Copy the lines from the one containing "Bar bbox=[399, 315, 419, 371]" up to and including the one containing "Bar bbox=[193, 350, 213, 371]", substituting "Column" for every "Bar" and keeping everything else the same.

----- RECORDS FOR THIS EXERCISE

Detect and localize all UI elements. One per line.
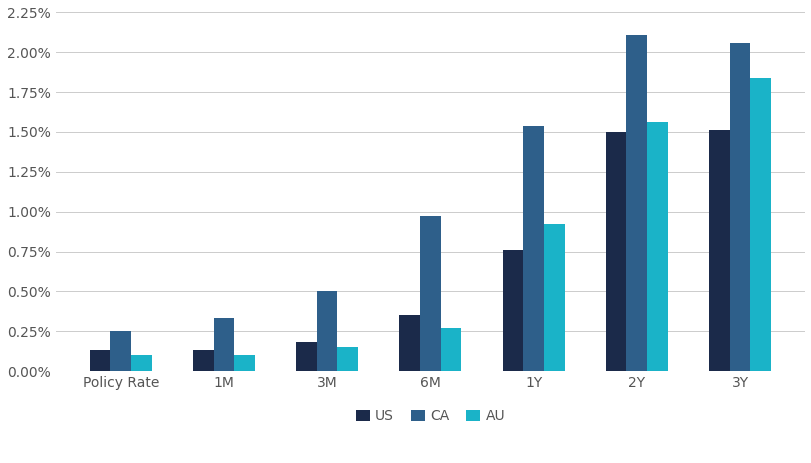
Bar bbox=[399, 315, 419, 371]
Legend: US, CA, AU: US, CA, AU bbox=[350, 404, 510, 429]
Bar bbox=[419, 216, 440, 371]
Bar bbox=[234, 355, 255, 371]
Bar bbox=[316, 291, 337, 371]
Bar bbox=[729, 43, 749, 371]
Bar bbox=[90, 350, 110, 371]
Bar bbox=[193, 350, 213, 371]
Bar bbox=[110, 331, 131, 371]
Bar bbox=[522, 125, 543, 371]
Bar bbox=[213, 319, 234, 371]
Bar bbox=[502, 250, 522, 371]
Bar bbox=[605, 132, 626, 371]
Bar bbox=[646, 122, 667, 371]
Bar bbox=[440, 328, 461, 371]
Bar bbox=[296, 342, 316, 371]
Bar bbox=[749, 78, 770, 371]
Bar bbox=[626, 35, 646, 371]
Bar bbox=[708, 131, 729, 371]
Bar bbox=[337, 347, 358, 371]
Bar bbox=[131, 355, 152, 371]
Bar bbox=[543, 225, 564, 371]
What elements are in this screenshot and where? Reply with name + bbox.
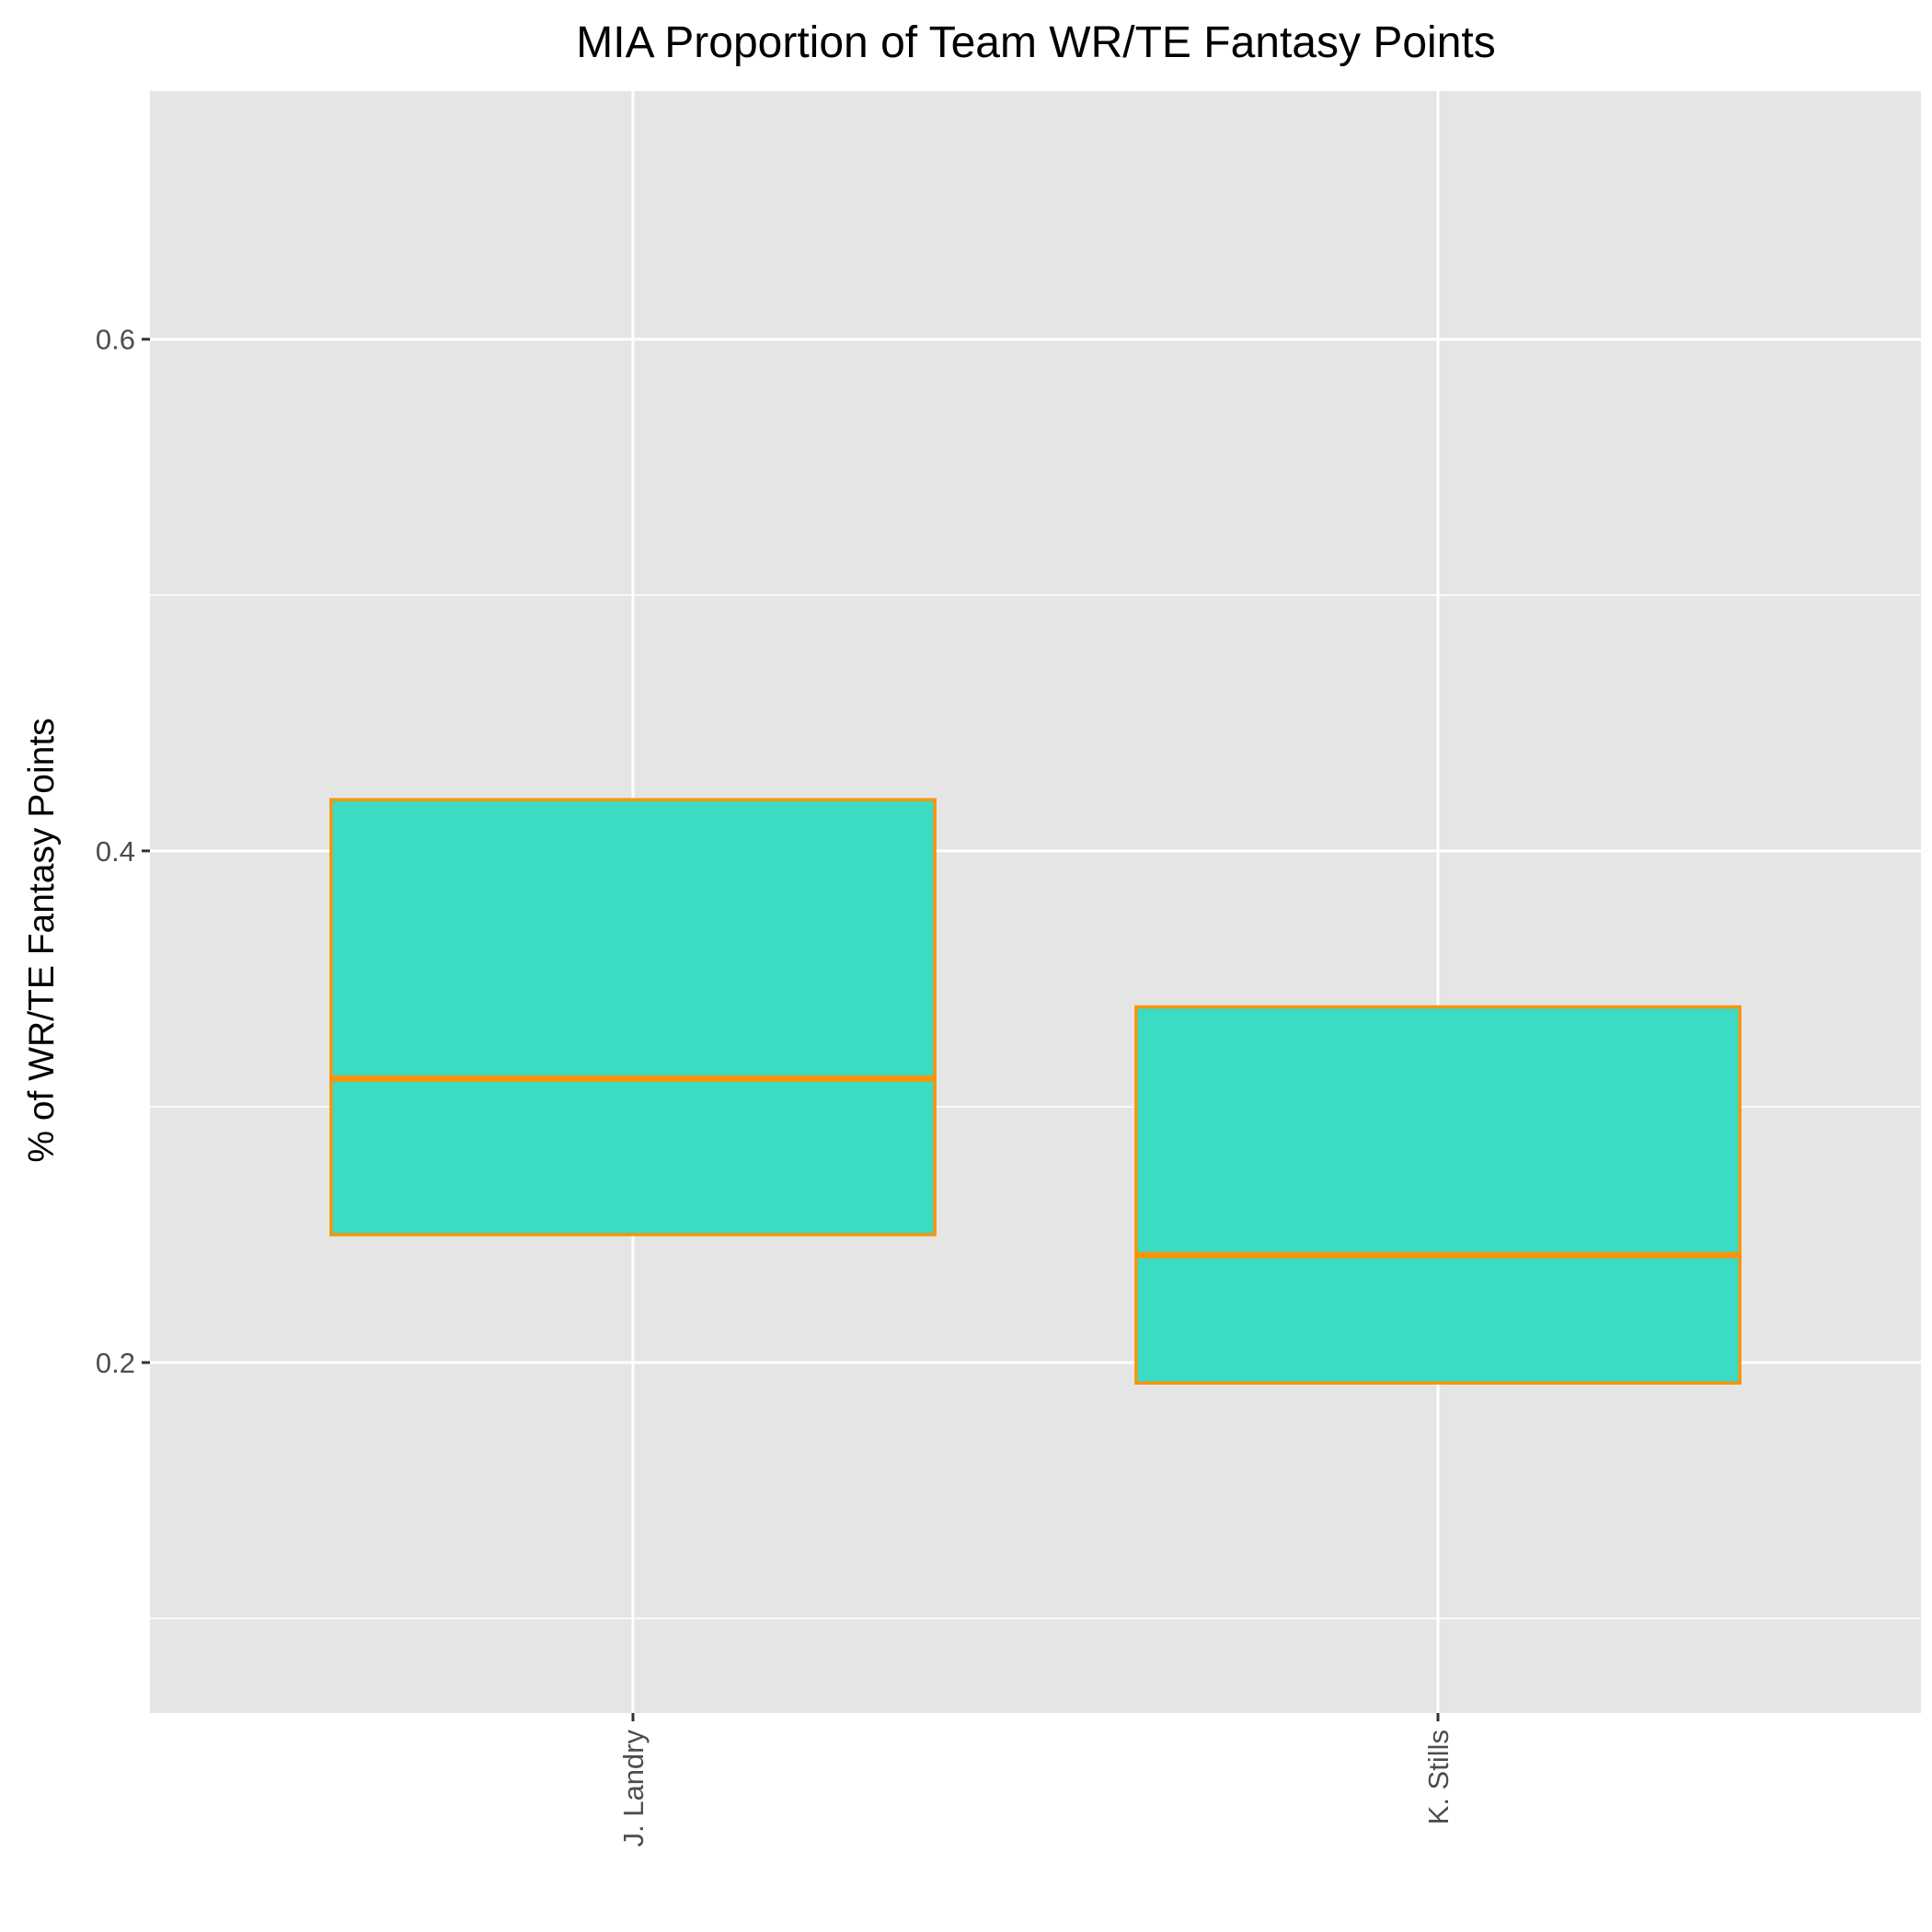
box-j-landry xyxy=(329,798,937,1236)
y-tick-label: 0.2 xyxy=(96,1347,135,1379)
y-tick-label: 0.4 xyxy=(96,835,135,868)
boxes xyxy=(329,798,1742,1386)
major-gridlines xyxy=(150,91,1921,1713)
box-k-stills xyxy=(1134,1005,1742,1386)
x-tick-label: K. Stills xyxy=(1422,1730,1455,1824)
y-axis-title: % of WR/TE Fantasy Points xyxy=(22,718,62,1162)
y-tick-label: 0.6 xyxy=(96,324,135,356)
x-tick-label: J. Landry xyxy=(617,1730,650,1847)
chart-title: MIA Proportion of Team WR/TE Fantasy Poi… xyxy=(576,18,1496,67)
x-axis: J. Landry K. Stills xyxy=(617,1713,1455,1847)
y-axis: 0.2 0.4 0.6 xyxy=(96,324,150,1379)
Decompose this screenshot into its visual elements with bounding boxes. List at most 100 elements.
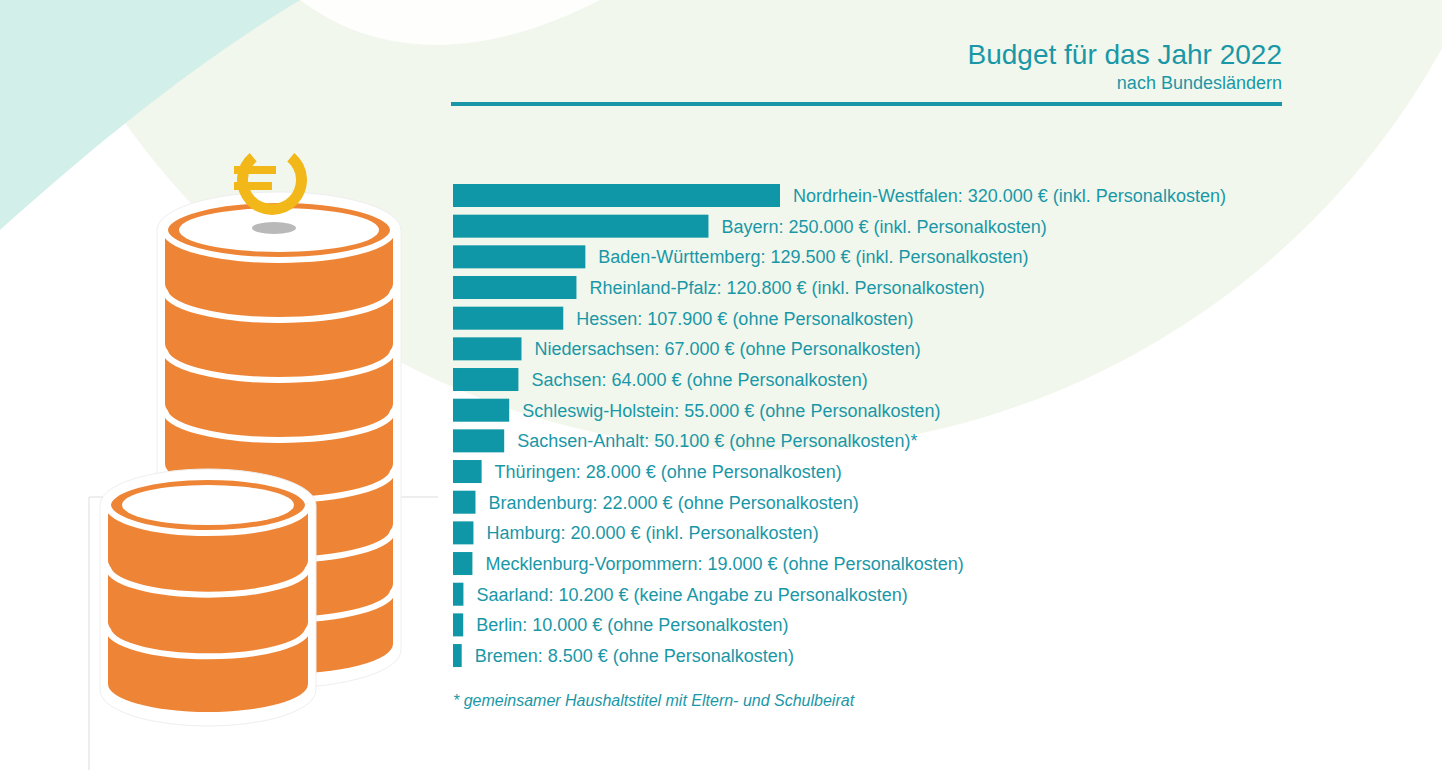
value-label: 10.200 € bbox=[558, 585, 628, 605]
annotation: (ohne Personalkosten) bbox=[661, 462, 842, 482]
bar bbox=[453, 276, 576, 299]
coin-edge bbox=[108, 477, 308, 533]
bar bbox=[453, 399, 509, 422]
value-label: 28.000 € bbox=[586, 462, 656, 482]
annotation: (ohne Personalkosten)* bbox=[729, 431, 917, 451]
value-label: 320.000 € bbox=[968, 186, 1048, 206]
bar-label: Bayern: 250.000 €(inkl. Personalkosten) bbox=[721, 217, 1046, 237]
category-label: Niedersachsen: bbox=[534, 339, 659, 359]
value-label: 19.000 € bbox=[708, 554, 778, 574]
category-label: Sachsen-Anhalt: bbox=[517, 431, 649, 451]
annotation: (ohne Personalkosten) bbox=[759, 401, 940, 421]
category-label: Saarland: bbox=[476, 585, 553, 605]
footnote: * gemeinsamer Haushaltstitel mit Eltern-… bbox=[453, 692, 855, 709]
bar bbox=[453, 184, 780, 207]
bar-label: Hessen:107.900 €(ohne Personalkosten) bbox=[576, 309, 913, 329]
bar bbox=[453, 491, 475, 514]
annotation: (inkl. Personalkosten) bbox=[855, 247, 1028, 267]
chart: Budget für das Jahr 2022 nach Bundeslände… bbox=[0, 0, 1442, 770]
coin-face bbox=[122, 485, 294, 525]
value-label: 50.100 € bbox=[654, 431, 724, 451]
value-label: 67.000 € bbox=[665, 339, 735, 359]
annotation: (ohne Personalkosten) bbox=[607, 615, 788, 635]
category-label: Mecklenburg-Vorpommern: bbox=[485, 554, 702, 574]
bar-label: Baden-Württemberg:129.500 €(inkl. Person… bbox=[598, 247, 1028, 267]
value-label: 107.900 € bbox=[647, 309, 727, 329]
annotation: (inkl. Personalkosten) bbox=[646, 523, 819, 543]
annotation: (ohne Personalkosten) bbox=[687, 370, 868, 390]
annotation: (ohne Personalkosten) bbox=[678, 493, 859, 513]
category-label: Hessen: bbox=[576, 309, 642, 329]
axis-line bbox=[454, 671, 781, 672]
bar bbox=[453, 429, 504, 452]
bar bbox=[453, 644, 462, 667]
annotation: (keine Angabe zu Personalkosten) bbox=[634, 585, 908, 605]
bar-labels: Nordrhein-Westfalen:320.000 €(inkl. Pers… bbox=[475, 186, 1226, 666]
annotation: (ohne Personalkosten) bbox=[732, 309, 913, 329]
bar-label: Bremen:8.500 €(ohne Personalkosten) bbox=[475, 646, 794, 666]
decoration bbox=[0, 0, 1442, 770]
category-label: Berlin: bbox=[476, 615, 527, 635]
coin-outline bbox=[100, 469, 316, 726]
euro-bar bbox=[234, 182, 272, 190]
bar bbox=[453, 521, 473, 544]
bar bbox=[453, 613, 463, 636]
category-label: Nordrhein-Westfalen: bbox=[793, 186, 963, 206]
value-label: 22.000 € bbox=[603, 493, 673, 513]
euro-icon bbox=[234, 153, 307, 234]
coin-stack bbox=[100, 469, 316, 726]
bar bbox=[453, 552, 472, 575]
value-label: 120.800 € bbox=[727, 278, 807, 298]
value-label: 8.500 € bbox=[548, 646, 608, 666]
bar-label: Thüringen:28.000 €(ohne Personalkosten) bbox=[495, 462, 842, 482]
bar bbox=[453, 583, 463, 606]
euro-shadow bbox=[252, 222, 296, 234]
annotation: (ohne Personalkosten) bbox=[783, 554, 964, 574]
bar-label: Rheinland-Pfalz: 120.800 €(inkl. Personal… bbox=[589, 278, 984, 298]
category-label: Baden-Württemberg: bbox=[598, 247, 765, 267]
bar-label: Sachsen-Anhalt:50.100 €(ohne Personalkos… bbox=[517, 431, 917, 451]
title: Budget für das Jahr 2022 bbox=[968, 39, 1282, 70]
background-arc bbox=[300, 0, 600, 45]
annotation: (inkl. Personalkosten) bbox=[812, 278, 985, 298]
bar bbox=[453, 368, 518, 391]
value-label: 250.000 € bbox=[789, 217, 869, 237]
background-arc bbox=[0, 0, 1442, 450]
value-label: 10.000 € bbox=[532, 615, 602, 635]
euro-bar bbox=[234, 166, 276, 174]
category-label: Sachsen: bbox=[531, 370, 606, 390]
bar bbox=[453, 337, 521, 360]
bar-label: Hamburg:20.000 € (inkl. Personalkosten) bbox=[486, 523, 818, 543]
bar-label: Schleswig-Holstein:55.000 €(ohne Persona… bbox=[522, 401, 940, 421]
annotation: (ohne Personalkosten) bbox=[740, 339, 921, 359]
category-label: Thüringen: bbox=[495, 462, 581, 482]
value-label: 64.000 € bbox=[611, 370, 681, 390]
x-axis bbox=[454, 671, 781, 672]
bar-label: Mecklenburg-Vorpommern: 19.000 €(ohne Per… bbox=[485, 554, 963, 574]
category-label: Bremen: bbox=[475, 646, 543, 666]
bar-label: Sachsen:64.000 € (ohne Personalkosten) bbox=[531, 370, 867, 390]
bar bbox=[453, 460, 482, 483]
value-label: 55.000 € bbox=[684, 401, 754, 421]
annotation: (inkl. Personalkosten) bbox=[874, 217, 1047, 237]
bar-label: Nordrhein-Westfalen:320.000 €(inkl. Pers… bbox=[793, 186, 1226, 206]
bar bbox=[453, 307, 563, 330]
coin-face bbox=[179, 208, 379, 252]
bar-label: Berlin:10.000 €(ohne Personalkosten) bbox=[476, 615, 788, 635]
value-label: 129.500 € bbox=[770, 247, 850, 267]
bar bbox=[453, 215, 708, 238]
value-label: 20.000 € bbox=[570, 523, 640, 543]
category-label: Hamburg: bbox=[486, 523, 565, 543]
category-label: Rheinland-Pfalz: bbox=[589, 278, 721, 298]
title-rule bbox=[451, 102, 1282, 106]
bar-label: Brandenburg: 22.000 €(ohne Personalkosten… bbox=[488, 493, 858, 513]
subtitle: nach Bundesländern bbox=[1117, 73, 1282, 93]
category-label: Bayern: bbox=[721, 217, 783, 237]
annotation: (ohne Personalkosten) bbox=[613, 646, 794, 666]
annotation: (inkl. Personalkosten) bbox=[1053, 186, 1226, 206]
category-label: Brandenburg: bbox=[488, 493, 597, 513]
frame-line bbox=[89, 497, 90, 770]
category-label: Schleswig-Holstein: bbox=[522, 401, 679, 421]
bar-label: Niedersachsen: 67.000 €(ohne Personalkost… bbox=[534, 339, 920, 359]
bar-label: Saarland:10.200 € (keine Angabe zu Person… bbox=[476, 585, 907, 605]
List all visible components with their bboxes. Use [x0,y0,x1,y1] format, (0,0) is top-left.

----------

• RESPONSE TO THE TASK
Column bbox=[399, 315, 419, 371]
Legend: US, CA, AU: US, CA, AU bbox=[350, 404, 510, 429]
Column bbox=[419, 216, 440, 371]
Column bbox=[234, 355, 255, 371]
Column bbox=[316, 291, 337, 371]
Column bbox=[729, 43, 749, 371]
Column bbox=[90, 350, 110, 371]
Column bbox=[193, 350, 213, 371]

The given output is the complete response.